━━━━━ Dataset ━━━━━

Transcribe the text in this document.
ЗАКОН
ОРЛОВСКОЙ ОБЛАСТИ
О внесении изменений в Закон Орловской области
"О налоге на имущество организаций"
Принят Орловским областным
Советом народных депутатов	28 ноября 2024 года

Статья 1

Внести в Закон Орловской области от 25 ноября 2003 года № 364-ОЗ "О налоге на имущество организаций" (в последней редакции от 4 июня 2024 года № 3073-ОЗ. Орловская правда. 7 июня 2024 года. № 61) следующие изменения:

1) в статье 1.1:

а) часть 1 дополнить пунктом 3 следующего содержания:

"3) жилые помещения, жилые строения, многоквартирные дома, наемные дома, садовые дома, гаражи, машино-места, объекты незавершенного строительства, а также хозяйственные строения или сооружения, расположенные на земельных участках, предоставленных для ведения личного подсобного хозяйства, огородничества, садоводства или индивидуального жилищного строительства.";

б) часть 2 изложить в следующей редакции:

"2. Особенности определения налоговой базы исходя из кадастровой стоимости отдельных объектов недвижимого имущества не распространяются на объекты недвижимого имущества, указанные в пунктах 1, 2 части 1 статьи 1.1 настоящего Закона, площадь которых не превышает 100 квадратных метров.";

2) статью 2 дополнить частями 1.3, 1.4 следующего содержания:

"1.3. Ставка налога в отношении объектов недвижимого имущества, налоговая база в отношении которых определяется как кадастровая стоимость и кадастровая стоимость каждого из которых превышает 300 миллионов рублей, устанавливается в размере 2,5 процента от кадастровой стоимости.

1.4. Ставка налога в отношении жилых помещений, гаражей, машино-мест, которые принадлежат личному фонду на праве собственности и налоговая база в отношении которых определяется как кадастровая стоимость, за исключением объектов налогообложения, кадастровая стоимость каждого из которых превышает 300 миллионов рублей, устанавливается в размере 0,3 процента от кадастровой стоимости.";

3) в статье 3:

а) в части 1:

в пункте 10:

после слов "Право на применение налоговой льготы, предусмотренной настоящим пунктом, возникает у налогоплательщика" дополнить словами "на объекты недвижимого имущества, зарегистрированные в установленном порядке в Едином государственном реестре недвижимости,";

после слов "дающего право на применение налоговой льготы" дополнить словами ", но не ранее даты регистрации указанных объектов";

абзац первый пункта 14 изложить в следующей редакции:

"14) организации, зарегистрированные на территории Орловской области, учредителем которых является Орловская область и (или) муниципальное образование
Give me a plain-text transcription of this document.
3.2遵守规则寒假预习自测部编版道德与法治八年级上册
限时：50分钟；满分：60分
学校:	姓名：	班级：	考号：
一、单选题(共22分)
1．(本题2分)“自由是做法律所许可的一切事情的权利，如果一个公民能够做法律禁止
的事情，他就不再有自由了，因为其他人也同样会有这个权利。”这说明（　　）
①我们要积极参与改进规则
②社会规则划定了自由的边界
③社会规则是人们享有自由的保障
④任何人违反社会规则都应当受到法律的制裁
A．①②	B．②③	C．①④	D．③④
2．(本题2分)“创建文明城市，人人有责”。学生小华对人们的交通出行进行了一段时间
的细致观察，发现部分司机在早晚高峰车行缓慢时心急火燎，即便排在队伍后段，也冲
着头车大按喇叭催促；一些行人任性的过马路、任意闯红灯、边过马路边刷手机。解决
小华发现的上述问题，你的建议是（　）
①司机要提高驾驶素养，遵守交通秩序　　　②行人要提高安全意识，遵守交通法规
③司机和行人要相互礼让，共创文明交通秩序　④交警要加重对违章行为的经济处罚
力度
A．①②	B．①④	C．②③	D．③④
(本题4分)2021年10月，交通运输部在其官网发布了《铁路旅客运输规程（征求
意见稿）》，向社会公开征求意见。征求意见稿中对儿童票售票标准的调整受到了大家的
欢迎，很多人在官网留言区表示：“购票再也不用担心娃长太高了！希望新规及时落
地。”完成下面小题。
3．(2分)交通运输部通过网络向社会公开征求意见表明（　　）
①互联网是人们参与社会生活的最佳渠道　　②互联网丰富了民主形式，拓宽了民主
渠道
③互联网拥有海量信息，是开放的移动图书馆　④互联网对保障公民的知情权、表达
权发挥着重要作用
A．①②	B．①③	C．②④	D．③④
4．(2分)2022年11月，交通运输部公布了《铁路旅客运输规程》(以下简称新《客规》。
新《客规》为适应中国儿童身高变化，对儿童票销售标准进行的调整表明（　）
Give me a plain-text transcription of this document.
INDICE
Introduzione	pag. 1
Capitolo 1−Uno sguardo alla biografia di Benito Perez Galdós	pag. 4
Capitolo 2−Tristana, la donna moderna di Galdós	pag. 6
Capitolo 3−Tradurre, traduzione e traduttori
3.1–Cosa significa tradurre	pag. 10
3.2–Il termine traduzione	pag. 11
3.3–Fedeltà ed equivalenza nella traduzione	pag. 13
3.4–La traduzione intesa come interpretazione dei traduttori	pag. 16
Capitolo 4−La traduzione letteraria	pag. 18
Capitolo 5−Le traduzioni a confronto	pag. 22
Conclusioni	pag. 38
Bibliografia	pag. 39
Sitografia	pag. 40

━━━━━

Exercise brief:
All of the data shown above must be copied exactly.

Finished exercise:
Transcribe the text in this document.
ЗАКОН
ОРЛОВСКОЙ ОБЛАСТИ
О внесении изменений в Закон Орловской области
"О налоге на имущество организаций"
Принят Орловским областным
Советом народных депутатов	28 ноября 2024 года

Статья 1

Внести в Закон Орловской области от 25 ноября 2003 года № 364-ОЗ "О налоге на имущество организаций" (в последней редакции от 4 июня 2024 года № 3073-ОЗ. Орловская правда. 7 июня 2024 года. № 61) следующие изменения:

1) в статье 1.1:

а) часть 1 дополнить пунктом 3 следующего содержания:

"3) жилые помещения, жилые строения, многоквартирные дома, наемные дома, садовые дома, гаражи, машино-места, объекты незавершенного строительства, а также хозяйственные строения или сооружения, расположенные на земельных участках, предоставленных для ведения личного подсобного хозяйства, огородничества, садоводства или индивидуального жилищного строительства.";

б) часть 2 изложить в следующей редакции:

"2. Особенности определения налоговой базы исходя из кадастровой стоимости отдельных объектов недвижимого имущества не распространяются на объекты недвижимого имущества, указанные в пунктах 1, 2 части 1 статьи 1.1 настоящего Закона, площадь которых не превышает 100 квадратных метров.";

2) статью 2 дополнить частями 1.3, 1.4 следующего содержания:

"1.3. Ставка налога в отношении объектов недвижимого имущества, налоговая база в отношении которых определяется как кадастровая стоимость и кадастровая стоимость каждого из которых превышает 300 миллионов рублей, устанавливается в размере 2,5 процента от кадастровой стоимости.

1.4. Ставка налога в отношении жилых помещений, гаражей, машино-мест, которые принадлежат личному фонду на праве собственности и налоговая база в отношении которых определяется как кадастровая стоимость, за исключением объектов налогообложения, кадастровая стоимость каждого из которых превышает 300 миллионов рублей, устанавливается в размере 0,3 процента от кадастровой стоимости.";

3) в статье 3:

а) в части 1:

в пункте 10:

после слов "Право на применение налоговой льготы, предусмотренной настоящим пунктом, возникает у налогоплательщика" дополнить словами "на объекты недвижимого имущества, зарегистрированные в установленном порядке в Едином государственном реестре недвижимости,";

после слов "дающего право на применение налоговой льготы" дополнить словами ", но не ранее даты регистрации указанных объектов";

абзац первый пункта 14 изложить в следующей редакции:

"14) организации, зарегистрированные на территории Орловской области, учредителем которых является Орловская область и (или) муниципальное образование
Give me a plain-text transcription of this document.
3.2遵守规则寒假预习自测部编版道德与法治八年级上册
限时：50分钟；满分：60分
学校:	姓名：	班级：	考号：
一、单选题(共22分)
1．(本题2分)“自由是做法律所许可的一切事情的权利，如果一个公民能够做法律禁止
的事情，他就不再有自由了，因为其他人也同样会有这个权利。”这说明（　　）
①我们要积极参与改进规则
②社会规则划定了自由的边界
③社会规则是人们享有自由的保障
④任何人违反社会规则都应当受到法律的制裁
A．①②	B．②③	C．①④	D．③④
2．(本题2分)“创建文明城市，人人有责”。学生小华对人们的交通出行进行了一段时间
的细致观察，发现部分司机在早晚高峰车行缓慢时心急火燎，即便排在队伍后段，也冲
着头车大按喇叭催促；一些行人任性的过马路、任意闯红灯、边过马路边刷手机。解决
小华发现的上述问题，你的建议是（　）
①司机要提高驾驶素养，遵守交通秩序　　　②行人要提高安全意识，遵守交通法规
③司机和行人要相互礼让，共创文明交通秩序　④交警要加重对违章行为的经济处罚
力度
A．①②	B．①④	C．②③	D．③④
(本题4分)2021年10月，交通运输部在其官网发布了《铁路旅客运输规程（征求
意见稿）》，向社会公开征求意见。征求意见稿中对儿童票售票标准的调整受到了大家的
欢迎，很多人在官网留言区表示：“购票再也不用担心娃长太高了！希望新规及时落
地。”完成下面小题。
3．(2分)交通运输部通过网络向社会公开征求意见表明（　　）
①互联网是人们参与社会生活的最佳渠道　　②互联网丰富了民主形式，拓宽了民主
渠道
③互联网拥有海量信息，是开放的移动图书馆　④互联网对保障公民的知情权、表达
权发挥着重要作用
A．①②	B．①③	C．②④	D．③④
4．(2分)2022年11月，交通运输部公布了《铁路旅客运输规程》(以下简称新《客规》。
新《客规》为适应中国儿童身高变化，对儿童票销售标准进行的调整表明（　）
Give me a plain-text transcription of this document.
INDICE
Introduzione	pag. 1
Capitolo 1−Uno sguardo alla biografia di Benito Perez Galdós	pag. 4
Capitolo 2−Tristana, la donna moderna di Galdós	pag. 6
Capitolo 3−Tradurre, traduzione e traduttori
3.1–Cosa significa tradurre	pag. 10
3.2–Il termine traduzione	pag. 11
3.3–Fedeltà ed equivalenza nella traduzione	pag. 13
3.4–La traduzione intesa come interpretazione dei traduttori	pag. 16
Capitolo 4−La traduzione letteraria	pag. 18
Capitolo 5−Le traduzioni a confronto	pag. 22
Conclusioni	pag. 38
Bibliografia	pag. 39
Sitografia	pag. 40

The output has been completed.